DIRECTIONS: Copy the listing below in full and skip every picture.
** Start **
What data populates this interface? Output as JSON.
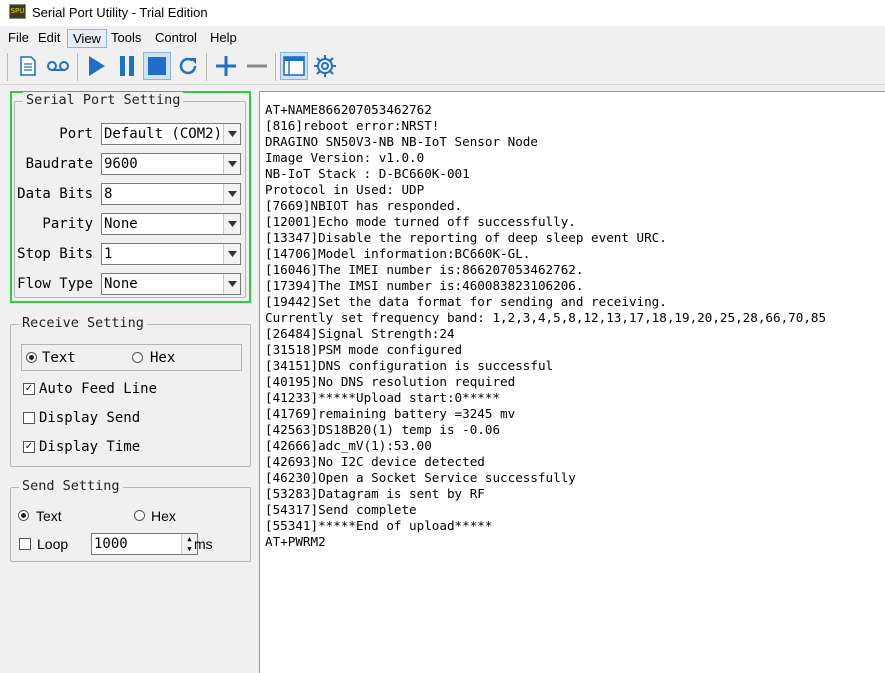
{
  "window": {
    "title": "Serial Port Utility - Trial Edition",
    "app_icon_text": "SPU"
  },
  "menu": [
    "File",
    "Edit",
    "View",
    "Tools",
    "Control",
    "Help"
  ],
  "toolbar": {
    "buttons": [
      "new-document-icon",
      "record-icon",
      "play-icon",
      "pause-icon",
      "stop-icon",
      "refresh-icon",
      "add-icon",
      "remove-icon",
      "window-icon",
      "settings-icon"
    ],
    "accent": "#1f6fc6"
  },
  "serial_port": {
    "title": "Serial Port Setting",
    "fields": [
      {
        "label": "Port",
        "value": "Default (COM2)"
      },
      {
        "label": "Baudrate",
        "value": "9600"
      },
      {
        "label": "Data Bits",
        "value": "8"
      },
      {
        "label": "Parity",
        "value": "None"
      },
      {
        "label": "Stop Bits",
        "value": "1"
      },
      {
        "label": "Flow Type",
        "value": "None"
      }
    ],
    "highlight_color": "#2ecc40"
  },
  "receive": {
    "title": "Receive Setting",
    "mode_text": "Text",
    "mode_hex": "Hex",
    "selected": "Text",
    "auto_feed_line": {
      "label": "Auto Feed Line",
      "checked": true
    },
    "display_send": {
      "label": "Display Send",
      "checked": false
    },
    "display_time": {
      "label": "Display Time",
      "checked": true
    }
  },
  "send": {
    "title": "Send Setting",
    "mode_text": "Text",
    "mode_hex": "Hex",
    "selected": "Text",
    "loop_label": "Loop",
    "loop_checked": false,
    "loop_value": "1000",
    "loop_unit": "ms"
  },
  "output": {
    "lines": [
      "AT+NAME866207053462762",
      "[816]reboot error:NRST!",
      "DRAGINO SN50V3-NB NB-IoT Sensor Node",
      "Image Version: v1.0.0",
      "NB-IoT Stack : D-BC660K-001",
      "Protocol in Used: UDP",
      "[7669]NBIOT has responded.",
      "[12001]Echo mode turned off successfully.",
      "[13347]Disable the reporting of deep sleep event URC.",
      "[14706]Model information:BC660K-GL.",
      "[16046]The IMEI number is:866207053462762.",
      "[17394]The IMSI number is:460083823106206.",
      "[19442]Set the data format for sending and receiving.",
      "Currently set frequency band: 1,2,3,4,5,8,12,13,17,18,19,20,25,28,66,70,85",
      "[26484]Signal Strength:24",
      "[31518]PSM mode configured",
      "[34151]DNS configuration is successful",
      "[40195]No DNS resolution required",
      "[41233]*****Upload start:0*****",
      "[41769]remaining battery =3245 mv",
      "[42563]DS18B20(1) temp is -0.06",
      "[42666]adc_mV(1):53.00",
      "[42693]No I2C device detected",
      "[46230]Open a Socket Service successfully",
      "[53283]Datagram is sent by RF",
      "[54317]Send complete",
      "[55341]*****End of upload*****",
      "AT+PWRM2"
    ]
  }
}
** End **
EXERCISE ANSWER:
What data populates this interface? Output as JSON.
{
  "window": {
    "title": "Serial Port Utility - Trial Edition",
    "app_icon_text": "SPU"
  },
  "menu": [
    "File",
    "Edit",
    "View",
    "Tools",
    "Control",
    "Help"
  ],
  "toolbar": {
    "buttons": [
      "new-document-icon",
      "record-icon",
      "play-icon",
      "pause-icon",
      "stop-icon",
      "refresh-icon",
      "add-icon",
      "remove-icon",
      "window-icon",
      "settings-icon"
    ],
    "accent": "#1f6fc6"
  },
  "serial_port": {
    "title": "Serial Port Setting",
    "fields": [
      {
        "label": "Port",
        "value": "Default (COM2)"
      },
      {
        "label": "Baudrate",
        "value": "9600"
      },
      {
        "label": "Data Bits",
        "value": "8"
      },
      {
        "label": "Parity",
        "value": "None"
      },
      {
        "label": "Stop Bits",
        "value": "1"
      },
      {
        "label": "Flow Type",
        "value": "None"
      }
    ],
    "highlight_color": "#2ecc40"
  },
  "receive": {
    "title": "Receive Setting",
    "mode_text": "Text",
    "mode_hex": "Hex",
    "selected": "Text",
    "auto_feed_line": {
      "label": "Auto Feed Line",
      "checked": true
    },
    "display_send": {
      "label": "Display Send",
      "checked": false
    },
    "display_time": {
      "label": "Display Time",
      "checked": true
    }
  },
  "send": {
    "title": "Send Setting",
    "mode_text": "Text",
    "mode_hex": "Hex",
    "selected": "Text",
    "loop_label": "Loop",
    "loop_checked": false,
    "loop_value": "1000",
    "loop_unit": "ms"
  },
  "output": {
    "lines": [
      "AT+NAME866207053462762",
      "[816]reboot error:NRST!",
      "DRAGINO SN50V3-NB NB-IoT Sensor Node",
      "Image Version: v1.0.0",
      "NB-IoT Stack : D-BC660K-001",
      "Protocol in Used: UDP",
      "[7669]NBIOT has responded.",
      "[12001]Echo mode turned off successfully.",
      "[13347]Disable the reporting of deep sleep event URC.",
      "[14706]Model information:BC660K-GL.",
      "[16046]The IMEI number is:866207053462762.",
      "[17394]The IMSI number is:460083823106206.",
      "[19442]Set the data format for sending and receiving.",
      "Currently set frequency band: 1,2,3,4,5,8,12,13,17,18,19,20,25,28,66,70,85",
      "[26484]Signal Strength:24",
      "[31518]PSM mode configured",
      "[34151]DNS configuration is successful",
      "[40195]No DNS resolution required",
      "[41233]*****Upload start:0*****",
      "[41769]remaining battery =3245 mv",
      "[42563]DS18B20(1) temp is -0.06",
      "[42666]adc_mV(1):53.00",
      "[42693]No I2C device detected",
      "[46230]Open a Socket Service successfully",
      "[53283]Datagram is sent by RF",
      "[54317]Send complete",
      "[55341]*****End of upload*****",
      "AT+PWRM2"
    ]
  }
}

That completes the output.